» STATED GOAL
Here are some records. Copy each one exactly.

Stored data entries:

"""

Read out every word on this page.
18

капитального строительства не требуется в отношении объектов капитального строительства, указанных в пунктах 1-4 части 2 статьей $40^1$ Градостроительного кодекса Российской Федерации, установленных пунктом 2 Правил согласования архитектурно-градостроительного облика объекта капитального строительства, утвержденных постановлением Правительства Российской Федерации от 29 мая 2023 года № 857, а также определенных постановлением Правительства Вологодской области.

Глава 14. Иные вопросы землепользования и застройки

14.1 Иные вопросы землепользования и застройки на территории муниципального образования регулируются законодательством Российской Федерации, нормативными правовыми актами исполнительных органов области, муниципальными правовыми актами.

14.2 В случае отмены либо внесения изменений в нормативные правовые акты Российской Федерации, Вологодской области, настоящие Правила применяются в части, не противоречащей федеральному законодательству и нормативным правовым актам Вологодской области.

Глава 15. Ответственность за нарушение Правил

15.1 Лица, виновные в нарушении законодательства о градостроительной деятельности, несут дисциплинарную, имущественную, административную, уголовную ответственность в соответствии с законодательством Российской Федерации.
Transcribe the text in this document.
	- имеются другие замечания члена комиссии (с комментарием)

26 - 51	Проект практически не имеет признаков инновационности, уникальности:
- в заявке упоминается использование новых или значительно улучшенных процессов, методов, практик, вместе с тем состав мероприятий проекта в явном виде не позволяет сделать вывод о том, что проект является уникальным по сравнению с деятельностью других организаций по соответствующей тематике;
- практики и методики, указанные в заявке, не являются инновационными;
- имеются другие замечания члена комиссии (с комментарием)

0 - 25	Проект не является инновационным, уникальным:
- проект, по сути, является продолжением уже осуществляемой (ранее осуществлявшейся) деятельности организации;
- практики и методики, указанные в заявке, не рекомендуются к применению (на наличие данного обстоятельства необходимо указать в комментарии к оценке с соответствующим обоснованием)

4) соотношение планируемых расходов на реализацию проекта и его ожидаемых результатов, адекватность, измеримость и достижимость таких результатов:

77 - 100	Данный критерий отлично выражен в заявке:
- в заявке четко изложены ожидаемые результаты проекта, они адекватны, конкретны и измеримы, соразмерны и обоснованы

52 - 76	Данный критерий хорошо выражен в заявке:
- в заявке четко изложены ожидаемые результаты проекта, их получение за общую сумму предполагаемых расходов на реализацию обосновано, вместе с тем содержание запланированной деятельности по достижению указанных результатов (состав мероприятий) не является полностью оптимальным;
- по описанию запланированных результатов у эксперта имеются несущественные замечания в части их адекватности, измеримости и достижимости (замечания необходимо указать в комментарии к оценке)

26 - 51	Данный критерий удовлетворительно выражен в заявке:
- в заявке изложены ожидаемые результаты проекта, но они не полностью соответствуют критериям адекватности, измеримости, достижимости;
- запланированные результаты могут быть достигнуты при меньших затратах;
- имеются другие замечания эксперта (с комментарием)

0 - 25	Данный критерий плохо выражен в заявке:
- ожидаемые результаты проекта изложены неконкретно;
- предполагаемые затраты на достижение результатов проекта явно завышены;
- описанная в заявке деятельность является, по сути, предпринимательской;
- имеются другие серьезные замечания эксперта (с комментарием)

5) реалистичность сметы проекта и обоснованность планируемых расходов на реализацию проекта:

"""

» FULL RESPONSE
Read out every word on this page.
18

капитального строительства не требуется в отношении объектов капитального строительства, указанных в пунктах 1-4 части 2 статьей $40^1$ Градостроительного кодекса Российской Федерации, установленных пунктом 2 Правил согласования архитектурно-градостроительного облика объекта капитального строительства, утвержденных постановлением Правительства Российской Федерации от 29 мая 2023 года № 857, а также определенных постановлением Правительства Вологодской области.

Глава 14. Иные вопросы землепользования и застройки

14.1 Иные вопросы землепользования и застройки на территории муниципального образования регулируются законодательством Российской Федерации, нормативными правовыми актами исполнительных органов области, муниципальными правовыми актами.

14.2 В случае отмены либо внесения изменений в нормативные правовые акты Российской Федерации, Вологодской области, настоящие Правила применяются в части, не противоречащей федеральному законодательству и нормативным правовым актам Вологодской области.

Глава 15. Ответственность за нарушение Правил

15.1 Лица, виновные в нарушении законодательства о градостроительной деятельности, несут дисциплинарную, имущественную, административную, уголовную ответственность в соответствии с законодательством Российской Федерации.
Transcribe the text in this document.
	- имеются другие замечания члена комиссии (с комментарием)

26 - 51	Проект практически не имеет признаков инновационности, уникальности:
- в заявке упоминается использование новых или значительно улучшенных процессов, методов, практик, вместе с тем состав мероприятий проекта в явном виде не позволяет сделать вывод о том, что проект является уникальным по сравнению с деятельностью других организаций по соответствующей тематике;
- практики и методики, указанные в заявке, не являются инновационными;
- имеются другие замечания члена комиссии (с комментарием)

0 - 25	Проект не является инновационным, уникальным:
- проект, по сути, является продолжением уже осуществляемой (ранее осуществлявшейся) деятельности организации;
- практики и методики, указанные в заявке, не рекомендуются к применению (на наличие данного обстоятельства необходимо указать в комментарии к оценке с соответствующим обоснованием)

4) соотношение планируемых расходов на реализацию проекта и его ожидаемых результатов, адекватность, измеримость и достижимость таких результатов:

77 - 100	Данный критерий отлично выражен в заявке:
- в заявке четко изложены ожидаемые результаты проекта, они адекватны, конкретны и измеримы, соразмерны и обоснованы

52 - 76	Данный критерий хорошо выражен в заявке:
- в заявке четко изложены ожидаемые результаты проекта, их получение за общую сумму предполагаемых расходов на реализацию обосновано, вместе с тем содержание запланированной деятельности по достижению указанных результатов (состав мероприятий) не является полностью оптимальным;
- по описанию запланированных результатов у эксперта имеются несущественные замечания в части их адекватности, измеримости и достижимости (замечания необходимо указать в комментарии к оценке)

26 - 51	Данный критерий удовлетворительно выражен в заявке:
- в заявке изложены ожидаемые результаты проекта, но они не полностью соответствуют критериям адекватности, измеримости, достижимости;
- запланированные результаты могут быть достигнуты при меньших затратах;
- имеются другие замечания эксперта (с комментарием)

0 - 25	Данный критерий плохо выражен в заявке:
- ожидаемые результаты проекта изложены неконкретно;
- предполагаемые затраты на достижение результатов проекта явно завышены;
- описанная в заявке деятельность является, по сути, предпринимательской;
- имеются другие серьезные замечания эксперта (с комментарием)

5) реалистичность сметы проекта и обоснованность планируемых расходов на реализацию проекта:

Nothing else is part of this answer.